**Working data:**
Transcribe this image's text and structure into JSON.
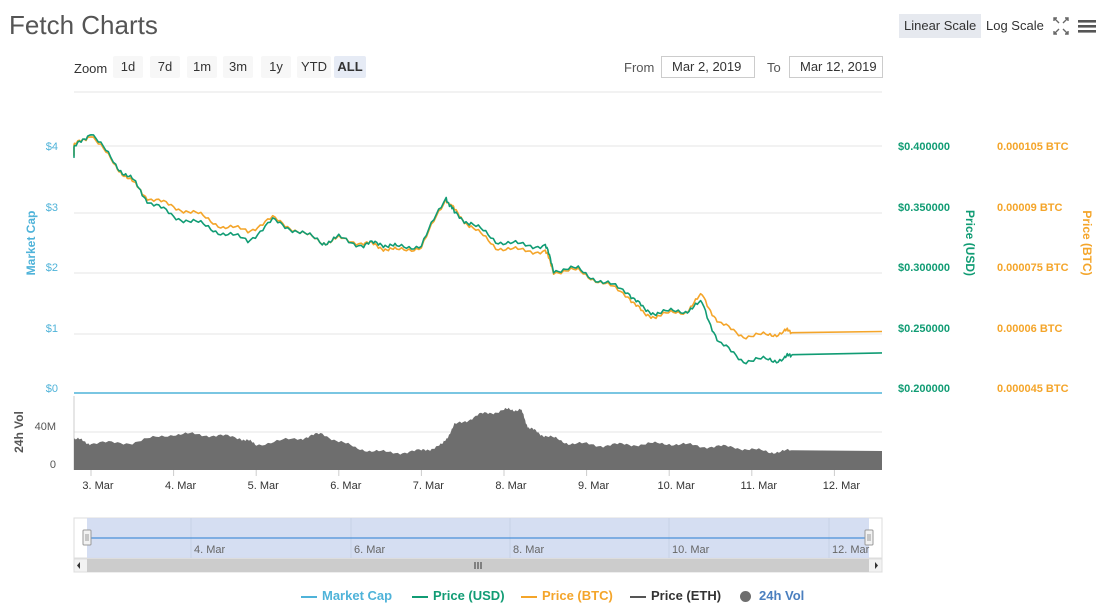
{
  "title": "Fetch Charts",
  "scale": {
    "linear_label": "Linear Scale",
    "log_label": "Log Scale",
    "selected": "Linear Scale"
  },
  "toolbar": {
    "fullscreen_icon": "expand-icon",
    "menu_icon": "hamburger-menu-icon"
  },
  "zoom": {
    "label": "Zoom",
    "options": [
      "1d",
      "7d",
      "1m",
      "3m",
      "1y",
      "YTD",
      "ALL"
    ],
    "selected": "ALL"
  },
  "range": {
    "from_label": "From",
    "from_value": "Mar 2, 2019",
    "to_label": "To",
    "to_value": "Mar 12, 2019"
  },
  "colors": {
    "market_cap": "#4fb3d9",
    "price_usd": "#119c74",
    "price_btc": "#f4a52a",
    "price_eth": "#555555",
    "volume": "#6e6e6e",
    "navigator_fill": "#d0daf1"
  },
  "chart_data": {
    "type": "line",
    "x_ticks": [
      "3. Mar",
      "4. Mar",
      "5. Mar",
      "6. Mar",
      "7. Mar",
      "8. Mar",
      "9. Mar",
      "10. Mar",
      "11. Mar",
      "12. Mar"
    ],
    "navigator_ticks": [
      "4. Mar",
      "6. Mar",
      "8. Mar",
      "10. Mar",
      "12. Mar"
    ],
    "axes": {
      "market_cap": {
        "label": "Market Cap",
        "ticks": [
          "$4",
          "$3",
          "$2",
          "$1",
          "$0"
        ],
        "range": [
          0,
          4
        ]
      },
      "price_usd": {
        "label": "Price (USD)",
        "ticks": [
          "$0.400000",
          "$0.350000",
          "$0.300000",
          "$0.250000",
          "$0.200000"
        ],
        "range": [
          0.2,
          0.4
        ]
      },
      "price_btc": {
        "label": "Price (BTC)",
        "ticks": [
          "0.000105 BTC",
          "0.00009 BTC",
          "0.000075 BTC",
          "0.00006 BTC",
          "0.000045 BTC"
        ],
        "range": [
          4.5e-05,
          0.000105
        ]
      },
      "volume": {
        "label": "24h Vol",
        "ticks": [
          "40M",
          "0"
        ],
        "range": [
          0,
          80
        ]
      }
    },
    "series": [
      {
        "name": "Market Cap",
        "values": [
          0,
          0,
          0,
          0,
          0,
          0,
          0,
          0,
          0,
          0,
          0
        ]
      },
      {
        "name": "Price (USD)",
        "day": [
          2.6,
          2.8,
          3.0,
          3.3,
          3.5,
          3.7,
          4.0,
          4.3,
          4.6,
          4.9,
          5.2,
          5.5,
          5.8,
          6.0,
          6.3,
          6.5,
          6.7,
          7.0,
          7.3,
          7.4,
          7.6,
          7.9,
          8.2,
          8.5,
          8.6,
          8.9,
          9.2,
          9.5,
          9.7,
          9.9,
          10.2,
          10.4,
          10.6,
          10.9,
          11.2,
          11.4,
          11.5
        ],
        "values": [
          0.392,
          0.398,
          0.412,
          0.384,
          0.372,
          0.354,
          0.342,
          0.336,
          0.328,
          0.322,
          0.338,
          0.33,
          0.32,
          0.324,
          0.318,
          0.32,
          0.316,
          0.318,
          0.358,
          0.344,
          0.336,
          0.322,
          0.318,
          0.318,
          0.298,
          0.298,
          0.287,
          0.28,
          0.264,
          0.262,
          0.264,
          0.27,
          0.237,
          0.223,
          0.223,
          0.224,
          0.229
        ]
      },
      {
        "name": "Price (BTC)",
        "day": [
          2.6,
          2.8,
          3.0,
          3.3,
          3.5,
          3.7,
          4.0,
          4.3,
          4.6,
          4.9,
          5.2,
          5.5,
          5.8,
          6.0,
          6.3,
          6.5,
          6.7,
          7.0,
          7.3,
          7.4,
          7.6,
          7.9,
          8.2,
          8.5,
          8.6,
          8.9,
          9.2,
          9.5,
          9.7,
          9.9,
          10.2,
          10.4,
          10.6,
          10.9,
          11.2,
          11.4,
          11.5
        ],
        "values": [
          0.000103,
          0.000105,
          0.000108,
          0.0001,
          9.6e-05,
          9.2e-05,
          9e-05,
          8.8e-05,
          8.5e-05,
          8.4e-05,
          8.7e-05,
          8.4e-05,
          8.1e-05,
          8.2e-05,
          8.1e-05,
          8e-05,
          7.9e-05,
          8e-05,
          9.2e-05,
          8.9e-05,
          8.5e-05,
          8e-05,
          7.9e-05,
          7.9e-05,
          7.4e-05,
          7.4e-05,
          7.1e-05,
          6.8e-05,
          6.3e-05,
          6.3e-05,
          6.4e-05,
          6.8e-05,
          6.1e-05,
          5.8e-05,
          5.8e-05,
          5.9e-05,
          5.9e-05
        ]
      },
      {
        "name": "24h Vol",
        "day": [
          2.6,
          2.8,
          3.0,
          3.5,
          4.0,
          4.4,
          4.8,
          5.0,
          5.5,
          5.8,
          6.2,
          6.6,
          7.0,
          7.25,
          7.4,
          7.7,
          8.0,
          8.2,
          8.3,
          8.5,
          8.8,
          9.2,
          9.6,
          10.0,
          10.4,
          10.8,
          11.2,
          11.5
        ],
        "values": [
          38,
          33,
          28,
          29,
          38,
          37,
          34,
          27,
          33,
          38,
          23,
          18,
          20,
          26,
          47,
          58,
          63,
          64,
          44,
          36,
          28,
          26,
          27,
          28,
          25,
          24,
          19,
          20
        ]
      },
      {
        "name": "Price (ETH)",
        "values": []
      }
    ],
    "legend": [
      "Market Cap",
      "Price (USD)",
      "Price (BTC)",
      "Price (ETH)",
      "24h Vol"
    ],
    "legend_position": "bottom",
    "grid": true
  }
}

**Exercise aim:** From the records given above, reproduce all text exactly and exclude each picture.

**Solution below:**
Transcribe this image's text and structure into JSON.
{
  "title": "Fetch Charts",
  "scale": {
    "linear_label": "Linear Scale",
    "log_label": "Log Scale",
    "selected": "Linear Scale"
  },
  "toolbar": {
    "fullscreen_icon": "expand-icon",
    "menu_icon": "hamburger-menu-icon"
  },
  "zoom": {
    "label": "Zoom",
    "options": [
      "1d",
      "7d",
      "1m",
      "3m",
      "1y",
      "YTD",
      "ALL"
    ],
    "selected": "ALL"
  },
  "range": {
    "from_label": "From",
    "from_value": "Mar 2, 2019",
    "to_label": "To",
    "to_value": "Mar 12, 2019"
  },
  "colors": {
    "market_cap": "#4fb3d9",
    "price_usd": "#119c74",
    "price_btc": "#f4a52a",
    "price_eth": "#555555",
    "volume": "#6e6e6e",
    "navigator_fill": "#d0daf1"
  },
  "chart_data": {
    "type": "line",
    "x_ticks": [
      "3. Mar",
      "4. Mar",
      "5. Mar",
      "6. Mar",
      "7. Mar",
      "8. Mar",
      "9. Mar",
      "10. Mar",
      "11. Mar",
      "12. Mar"
    ],
    "navigator_ticks": [
      "4. Mar",
      "6. Mar",
      "8. Mar",
      "10. Mar",
      "12. Mar"
    ],
    "axes": {
      "market_cap": {
        "label": "Market Cap",
        "ticks": [
          "$4",
          "$3",
          "$2",
          "$1",
          "$0"
        ],
        "range": [
          0,
          4
        ]
      },
      "price_usd": {
        "label": "Price (USD)",
        "ticks": [
          "$0.400000",
          "$0.350000",
          "$0.300000",
          "$0.250000",
          "$0.200000"
        ],
        "range": [
          0.2,
          0.4
        ]
      },
      "price_btc": {
        "label": "Price (BTC)",
        "ticks": [
          "0.000105 BTC",
          "0.00009 BTC",
          "0.000075 BTC",
          "0.00006 BTC",
          "0.000045 BTC"
        ],
        "range": [
          4.5e-05,
          0.000105
        ]
      },
      "volume": {
        "label": "24h Vol",
        "ticks": [
          "40M",
          "0"
        ],
        "range": [
          0,
          80
        ]
      }
    },
    "series": [
      {
        "name": "Market Cap",
        "values": [
          0,
          0,
          0,
          0,
          0,
          0,
          0,
          0,
          0,
          0,
          0
        ]
      },
      {
        "name": "Price (USD)",
        "day": [
          2.6,
          2.8,
          3.0,
          3.3,
          3.5,
          3.7,
          4.0,
          4.3,
          4.6,
          4.9,
          5.2,
          5.5,
          5.8,
          6.0,
          6.3,
          6.5,
          6.7,
          7.0,
          7.3,
          7.4,
          7.6,
          7.9,
          8.2,
          8.5,
          8.6,
          8.9,
          9.2,
          9.5,
          9.7,
          9.9,
          10.2,
          10.4,
          10.6,
          10.9,
          11.2,
          11.4,
          11.5
        ],
        "values": [
          0.392,
          0.398,
          0.412,
          0.384,
          0.372,
          0.354,
          0.342,
          0.336,
          0.328,
          0.322,
          0.338,
          0.33,
          0.32,
          0.324,
          0.318,
          0.32,
          0.316,
          0.318,
          0.358,
          0.344,
          0.336,
          0.322,
          0.318,
          0.318,
          0.298,
          0.298,
          0.287,
          0.28,
          0.264,
          0.262,
          0.264,
          0.27,
          0.237,
          0.223,
          0.223,
          0.224,
          0.229
        ]
      },
      {
        "name": "Price (BTC)",
        "day": [
          2.6,
          2.8,
          3.0,
          3.3,
          3.5,
          3.7,
          4.0,
          4.3,
          4.6,
          4.9,
          5.2,
          5.5,
          5.8,
          6.0,
          6.3,
          6.5,
          6.7,
          7.0,
          7.3,
          7.4,
          7.6,
          7.9,
          8.2,
          8.5,
          8.6,
          8.9,
          9.2,
          9.5,
          9.7,
          9.9,
          10.2,
          10.4,
          10.6,
          10.9,
          11.2,
          11.4,
          11.5
        ],
        "values": [
          0.000103,
          0.000105,
          0.000108,
          0.0001,
          9.6e-05,
          9.2e-05,
          9e-05,
          8.8e-05,
          8.5e-05,
          8.4e-05,
          8.7e-05,
          8.4e-05,
          8.1e-05,
          8.2e-05,
          8.1e-05,
          8e-05,
          7.9e-05,
          8e-05,
          9.2e-05,
          8.9e-05,
          8.5e-05,
          8e-05,
          7.9e-05,
          7.9e-05,
          7.4e-05,
          7.4e-05,
          7.1e-05,
          6.8e-05,
          6.3e-05,
          6.3e-05,
          6.4e-05,
          6.8e-05,
          6.1e-05,
          5.8e-05,
          5.8e-05,
          5.9e-05,
          5.9e-05
        ]
      },
      {
        "name": "24h Vol",
        "day": [
          2.6,
          2.8,
          3.0,
          3.5,
          4.0,
          4.4,
          4.8,
          5.0,
          5.5,
          5.8,
          6.2,
          6.6,
          7.0,
          7.25,
          7.4,
          7.7,
          8.0,
          8.2,
          8.3,
          8.5,
          8.8,
          9.2,
          9.6,
          10.0,
          10.4,
          10.8,
          11.2,
          11.5
        ],
        "values": [
          38,
          33,
          28,
          29,
          38,
          37,
          34,
          27,
          33,
          38,
          23,
          18,
          20,
          26,
          47,
          58,
          63,
          64,
          44,
          36,
          28,
          26,
          27,
          28,
          25,
          24,
          19,
          20
        ]
      },
      {
        "name": "Price (ETH)",
        "values": []
      }
    ],
    "legend": [
      "Market Cap",
      "Price (USD)",
      "Price (BTC)",
      "Price (ETH)",
      "24h Vol"
    ],
    "legend_position": "bottom",
    "grid": true
  }
}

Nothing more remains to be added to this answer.